| Written task |
Your task is to copy every line of the entries that contains "marker".

| Material supplied |
···

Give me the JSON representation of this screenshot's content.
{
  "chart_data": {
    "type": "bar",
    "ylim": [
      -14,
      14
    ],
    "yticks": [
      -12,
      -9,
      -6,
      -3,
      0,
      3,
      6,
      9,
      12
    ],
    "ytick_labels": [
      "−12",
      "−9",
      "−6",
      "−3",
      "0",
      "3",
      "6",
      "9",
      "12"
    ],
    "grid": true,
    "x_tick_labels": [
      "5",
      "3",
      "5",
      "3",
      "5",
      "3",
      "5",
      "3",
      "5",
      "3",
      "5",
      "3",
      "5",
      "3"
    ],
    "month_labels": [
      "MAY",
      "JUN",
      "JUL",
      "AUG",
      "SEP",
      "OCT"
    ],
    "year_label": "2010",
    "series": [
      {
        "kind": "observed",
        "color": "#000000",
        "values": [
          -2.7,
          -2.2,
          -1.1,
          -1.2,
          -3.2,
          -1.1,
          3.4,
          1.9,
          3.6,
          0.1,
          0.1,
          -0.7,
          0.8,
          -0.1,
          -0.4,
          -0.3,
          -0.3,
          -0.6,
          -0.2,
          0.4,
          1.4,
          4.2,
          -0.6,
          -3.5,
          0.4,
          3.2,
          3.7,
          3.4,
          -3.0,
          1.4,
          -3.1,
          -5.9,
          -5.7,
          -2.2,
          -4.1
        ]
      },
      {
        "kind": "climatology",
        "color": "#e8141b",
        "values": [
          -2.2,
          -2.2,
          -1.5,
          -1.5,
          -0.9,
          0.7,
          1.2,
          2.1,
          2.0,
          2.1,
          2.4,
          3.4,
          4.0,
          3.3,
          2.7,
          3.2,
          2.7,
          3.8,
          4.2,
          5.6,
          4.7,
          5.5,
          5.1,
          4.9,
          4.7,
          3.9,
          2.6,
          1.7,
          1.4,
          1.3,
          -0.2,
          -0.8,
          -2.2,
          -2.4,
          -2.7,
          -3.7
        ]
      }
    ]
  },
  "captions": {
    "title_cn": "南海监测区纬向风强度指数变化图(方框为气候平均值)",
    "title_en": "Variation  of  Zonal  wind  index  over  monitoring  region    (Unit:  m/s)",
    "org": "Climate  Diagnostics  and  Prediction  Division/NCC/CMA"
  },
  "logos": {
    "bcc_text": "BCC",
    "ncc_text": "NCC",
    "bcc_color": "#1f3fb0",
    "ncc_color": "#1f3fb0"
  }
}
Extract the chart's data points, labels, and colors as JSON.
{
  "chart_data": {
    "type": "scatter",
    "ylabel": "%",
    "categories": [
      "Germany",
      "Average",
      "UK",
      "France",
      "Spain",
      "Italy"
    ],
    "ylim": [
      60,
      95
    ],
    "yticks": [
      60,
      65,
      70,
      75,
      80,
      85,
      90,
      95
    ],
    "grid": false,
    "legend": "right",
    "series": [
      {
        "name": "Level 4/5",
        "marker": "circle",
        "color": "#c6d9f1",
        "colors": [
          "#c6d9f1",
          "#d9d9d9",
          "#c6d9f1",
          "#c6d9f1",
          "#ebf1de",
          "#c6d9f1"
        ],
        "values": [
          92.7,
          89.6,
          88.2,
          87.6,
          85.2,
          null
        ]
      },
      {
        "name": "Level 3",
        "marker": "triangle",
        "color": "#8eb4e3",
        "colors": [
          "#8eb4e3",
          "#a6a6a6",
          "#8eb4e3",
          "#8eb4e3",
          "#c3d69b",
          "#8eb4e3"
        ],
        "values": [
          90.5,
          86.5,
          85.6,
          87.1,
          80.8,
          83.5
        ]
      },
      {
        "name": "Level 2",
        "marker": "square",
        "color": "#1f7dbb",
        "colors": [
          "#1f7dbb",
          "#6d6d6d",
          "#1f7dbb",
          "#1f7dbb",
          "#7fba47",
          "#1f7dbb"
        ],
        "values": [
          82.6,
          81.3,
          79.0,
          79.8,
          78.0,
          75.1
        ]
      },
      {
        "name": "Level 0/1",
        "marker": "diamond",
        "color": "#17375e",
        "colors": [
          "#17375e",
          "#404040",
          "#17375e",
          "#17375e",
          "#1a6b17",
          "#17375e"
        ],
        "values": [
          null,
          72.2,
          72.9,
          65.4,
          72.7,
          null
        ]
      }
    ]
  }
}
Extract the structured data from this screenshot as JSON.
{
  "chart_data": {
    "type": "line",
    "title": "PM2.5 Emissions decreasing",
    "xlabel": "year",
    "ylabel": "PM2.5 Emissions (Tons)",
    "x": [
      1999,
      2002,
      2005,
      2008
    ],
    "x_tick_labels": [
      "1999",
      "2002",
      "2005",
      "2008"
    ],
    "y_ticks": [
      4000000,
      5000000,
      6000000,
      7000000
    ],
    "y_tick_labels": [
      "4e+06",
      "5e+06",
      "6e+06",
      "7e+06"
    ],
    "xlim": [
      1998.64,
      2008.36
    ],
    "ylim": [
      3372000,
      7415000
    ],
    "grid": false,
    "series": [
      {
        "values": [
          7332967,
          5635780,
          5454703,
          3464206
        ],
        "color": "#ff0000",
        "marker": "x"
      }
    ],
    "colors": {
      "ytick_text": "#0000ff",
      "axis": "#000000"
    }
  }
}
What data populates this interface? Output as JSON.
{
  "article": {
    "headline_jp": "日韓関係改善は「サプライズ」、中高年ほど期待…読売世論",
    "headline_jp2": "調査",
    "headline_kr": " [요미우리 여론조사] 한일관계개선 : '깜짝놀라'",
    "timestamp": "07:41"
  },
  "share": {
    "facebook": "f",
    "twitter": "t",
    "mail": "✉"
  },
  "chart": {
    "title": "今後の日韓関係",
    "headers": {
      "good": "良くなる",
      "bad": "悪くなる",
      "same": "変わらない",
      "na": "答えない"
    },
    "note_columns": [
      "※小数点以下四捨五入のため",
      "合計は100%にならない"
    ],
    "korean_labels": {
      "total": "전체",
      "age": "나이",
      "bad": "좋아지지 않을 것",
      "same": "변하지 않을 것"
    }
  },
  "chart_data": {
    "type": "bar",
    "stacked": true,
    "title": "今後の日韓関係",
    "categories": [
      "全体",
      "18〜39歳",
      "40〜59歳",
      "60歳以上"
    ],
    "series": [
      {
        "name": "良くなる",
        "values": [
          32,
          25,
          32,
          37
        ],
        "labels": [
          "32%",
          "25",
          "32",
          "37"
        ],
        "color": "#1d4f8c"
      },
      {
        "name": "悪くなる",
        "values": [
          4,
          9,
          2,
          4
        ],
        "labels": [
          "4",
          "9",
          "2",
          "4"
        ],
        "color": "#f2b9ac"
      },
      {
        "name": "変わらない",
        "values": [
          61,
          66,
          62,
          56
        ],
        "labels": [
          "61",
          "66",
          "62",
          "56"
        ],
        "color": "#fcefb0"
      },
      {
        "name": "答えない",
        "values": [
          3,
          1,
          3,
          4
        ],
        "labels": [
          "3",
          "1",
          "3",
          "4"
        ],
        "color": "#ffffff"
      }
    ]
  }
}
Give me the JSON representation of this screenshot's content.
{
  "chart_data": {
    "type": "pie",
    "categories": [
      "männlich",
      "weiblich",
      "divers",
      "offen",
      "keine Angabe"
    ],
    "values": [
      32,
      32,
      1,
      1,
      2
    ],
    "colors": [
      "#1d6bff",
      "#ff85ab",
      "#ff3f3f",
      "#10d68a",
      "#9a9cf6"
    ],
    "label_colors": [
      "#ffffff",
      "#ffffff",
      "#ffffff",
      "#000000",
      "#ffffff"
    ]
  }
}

···

| Final answer |
        "marker": "circle",
        "marker": "triangle",
        "marker": "square",
        "marker": "diamond",
        "marker": "x"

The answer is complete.